*Aim of the exercise*
Can you write out the whole listing exactly?

※

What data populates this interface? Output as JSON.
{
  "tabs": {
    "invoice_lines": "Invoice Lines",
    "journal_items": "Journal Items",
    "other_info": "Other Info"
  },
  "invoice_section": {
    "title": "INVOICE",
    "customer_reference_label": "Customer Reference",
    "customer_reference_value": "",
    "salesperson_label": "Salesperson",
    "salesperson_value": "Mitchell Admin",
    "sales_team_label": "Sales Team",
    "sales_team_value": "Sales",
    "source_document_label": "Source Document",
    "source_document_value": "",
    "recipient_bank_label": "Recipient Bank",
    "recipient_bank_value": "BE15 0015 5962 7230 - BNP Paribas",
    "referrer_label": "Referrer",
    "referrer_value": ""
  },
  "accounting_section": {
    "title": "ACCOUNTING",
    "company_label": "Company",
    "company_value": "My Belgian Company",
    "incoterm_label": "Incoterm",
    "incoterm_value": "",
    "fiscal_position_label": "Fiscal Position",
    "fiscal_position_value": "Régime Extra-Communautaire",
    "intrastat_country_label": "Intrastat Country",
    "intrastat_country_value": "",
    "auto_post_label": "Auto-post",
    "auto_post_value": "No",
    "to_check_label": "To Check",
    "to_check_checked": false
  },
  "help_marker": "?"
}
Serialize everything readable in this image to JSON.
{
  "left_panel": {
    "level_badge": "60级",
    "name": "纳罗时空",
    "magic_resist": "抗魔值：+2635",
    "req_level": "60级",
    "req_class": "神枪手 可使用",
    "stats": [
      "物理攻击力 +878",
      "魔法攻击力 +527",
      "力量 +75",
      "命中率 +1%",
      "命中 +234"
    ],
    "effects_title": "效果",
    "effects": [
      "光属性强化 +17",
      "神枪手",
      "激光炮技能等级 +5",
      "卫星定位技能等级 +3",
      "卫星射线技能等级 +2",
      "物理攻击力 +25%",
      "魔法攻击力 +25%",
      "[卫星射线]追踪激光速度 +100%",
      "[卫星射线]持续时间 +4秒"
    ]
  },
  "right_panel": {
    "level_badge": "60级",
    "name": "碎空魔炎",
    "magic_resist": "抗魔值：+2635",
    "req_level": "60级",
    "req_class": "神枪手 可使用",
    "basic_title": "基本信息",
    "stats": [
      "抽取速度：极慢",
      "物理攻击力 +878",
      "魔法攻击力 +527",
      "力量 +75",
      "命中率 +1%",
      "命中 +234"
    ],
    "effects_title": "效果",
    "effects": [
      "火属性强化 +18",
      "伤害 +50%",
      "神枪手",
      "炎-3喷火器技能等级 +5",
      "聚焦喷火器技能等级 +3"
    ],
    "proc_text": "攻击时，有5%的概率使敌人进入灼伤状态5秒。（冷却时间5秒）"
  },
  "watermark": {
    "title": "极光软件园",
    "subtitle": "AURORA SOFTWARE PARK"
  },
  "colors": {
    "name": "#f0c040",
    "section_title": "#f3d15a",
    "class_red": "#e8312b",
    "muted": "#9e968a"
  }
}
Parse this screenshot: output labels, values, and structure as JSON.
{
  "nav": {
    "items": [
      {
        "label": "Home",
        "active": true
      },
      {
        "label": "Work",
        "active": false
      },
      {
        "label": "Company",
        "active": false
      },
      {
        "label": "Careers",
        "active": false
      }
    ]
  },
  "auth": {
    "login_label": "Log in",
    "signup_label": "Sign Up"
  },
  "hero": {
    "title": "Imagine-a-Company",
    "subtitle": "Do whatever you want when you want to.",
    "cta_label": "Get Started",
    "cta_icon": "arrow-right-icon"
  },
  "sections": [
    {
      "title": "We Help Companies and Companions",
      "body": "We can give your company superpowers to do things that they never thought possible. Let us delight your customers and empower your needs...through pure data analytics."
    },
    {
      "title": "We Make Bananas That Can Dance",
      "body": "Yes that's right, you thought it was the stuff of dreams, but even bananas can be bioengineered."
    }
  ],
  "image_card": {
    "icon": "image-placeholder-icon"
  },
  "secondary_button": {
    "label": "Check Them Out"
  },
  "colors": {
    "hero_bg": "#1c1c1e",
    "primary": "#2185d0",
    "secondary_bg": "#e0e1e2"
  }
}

※

*Final result*
What data populates this interface? Output as JSON.
{
  "tabs": {
    "invoice_lines": "Invoice Lines",
    "journal_items": "Journal Items",
    "other_info": "Other Info"
  },
  "invoice_section": {
    "title": "INVOICE",
    "customer_reference_label": "Customer Reference",
    "customer_reference_value": "",
    "salesperson_label": "Salesperson",
    "salesperson_value": "Mitchell Admin",
    "sales_team_label": "Sales Team",
    "sales_team_value": "Sales",
    "source_document_label": "Source Document",
    "source_document_value": "",
    "recipient_bank_label": "Recipient Bank",
    "recipient_bank_value": "BE15 0015 5962 7230 - BNP Paribas",
    "referrer_label": "Referrer",
    "referrer_value": ""
  },
  "accounting_section": {
    "title": "ACCOUNTING",
    "company_label": "Company",
    "company_value": "My Belgian Company",
    "incoterm_label": "Incoterm",
    "incoterm_value": "",
    "fiscal_position_label": "Fiscal Position",
    "fiscal_position_value": "Régime Extra-Communautaire",
    "intrastat_country_label": "Intrastat Country",
    "intrastat_country_value": "",
    "auto_post_label": "Auto-post",
    "auto_post_value": "No",
    "to_check_label": "To Check",
    "to_check_checked": false
  },
  "help_marker": "?"
}
Serialize everything readable in this image to JSON.
{
  "left_panel": {
    "level_badge": "60级",
    "name": "纳罗时空",
    "magic_resist": "抗魔值：+2635",
    "req_level": "60级",
    "req_class": "神枪手 可使用",
    "stats": [
      "物理攻击力 +878",
      "魔法攻击力 +527",
      "力量 +75",
      "命中率 +1%",
      "命中 +234"
    ],
    "effects_title": "效果",
    "effects": [
      "光属性强化 +17",
      "神枪手",
      "激光炮技能等级 +5",
      "卫星定位技能等级 +3",
      "卫星射线技能等级 +2",
      "物理攻击力 +25%",
      "魔法攻击力 +25%",
      "[卫星射线]追踪激光速度 +100%",
      "[卫星射线]持续时间 +4秒"
    ]
  },
  "right_panel": {
    "level_badge": "60级",
    "name": "碎空魔炎",
    "magic_resist": "抗魔值：+2635",
    "req_level": "60级",
    "req_class": "神枪手 可使用",
    "basic_title": "基本信息",
    "stats": [
      "抽取速度：极慢",
      "物理攻击力 +878",
      "魔法攻击力 +527",
      "力量 +75",
      "命中率 +1%",
      "命中 +234"
    ],
    "effects_title": "效果",
    "effects": [
      "火属性强化 +18",
      "伤害 +50%",
      "神枪手",
      "炎-3喷火器技能等级 +5",
      "聚焦喷火器技能等级 +3"
    ],
    "proc_text": "攻击时，有5%的概率使敌人进入灼伤状态5秒。（冷却时间5秒）"
  },
  "watermark": {
    "title": "极光软件园",
    "subtitle": "AURORA SOFTWARE PARK"
  },
  "colors": {
    "name": "#f0c040",
    "section_title": "#f3d15a",
    "class_red": "#e8312b",
    "muted": "#9e968a"
  }
}
Parse this screenshot: output labels, values, and structure as JSON.
{
  "nav": {
    "items": [
      {
        "label": "Home",
        "active": true
      },
      {
        "label": "Work",
        "active": false
      },
      {
        "label": "Company",
        "active": false
      },
      {
        "label": "Careers",
        "active": false
      }
    ]
  },
  "auth": {
    "login_label": "Log in",
    "signup_label": "Sign Up"
  },
  "hero": {
    "title": "Imagine-a-Company",
    "subtitle": "Do whatever you want when you want to.",
    "cta_label": "Get Started",
    "cta_icon": "arrow-right-icon"
  },
  "sections": [
    {
      "title": "We Help Companies and Companions",
      "body": "We can give your company superpowers to do things that they never thought possible. Let us delight your customers and empower your needs...through pure data analytics."
    },
    {
      "title": "We Make Bananas That Can Dance",
      "body": "Yes that's right, you thought it was the stuff of dreams, but even bananas can be bioengineered."
    }
  ],
  "image_card": {
    "icon": "image-placeholder-icon"
  },
  "secondary_button": {
    "label": "Check Them Out"
  },
  "colors": {
    "hero_bg": "#1c1c1e",
    "primary": "#2185d0",
    "secondary_bg": "#e0e1e2"
  }
}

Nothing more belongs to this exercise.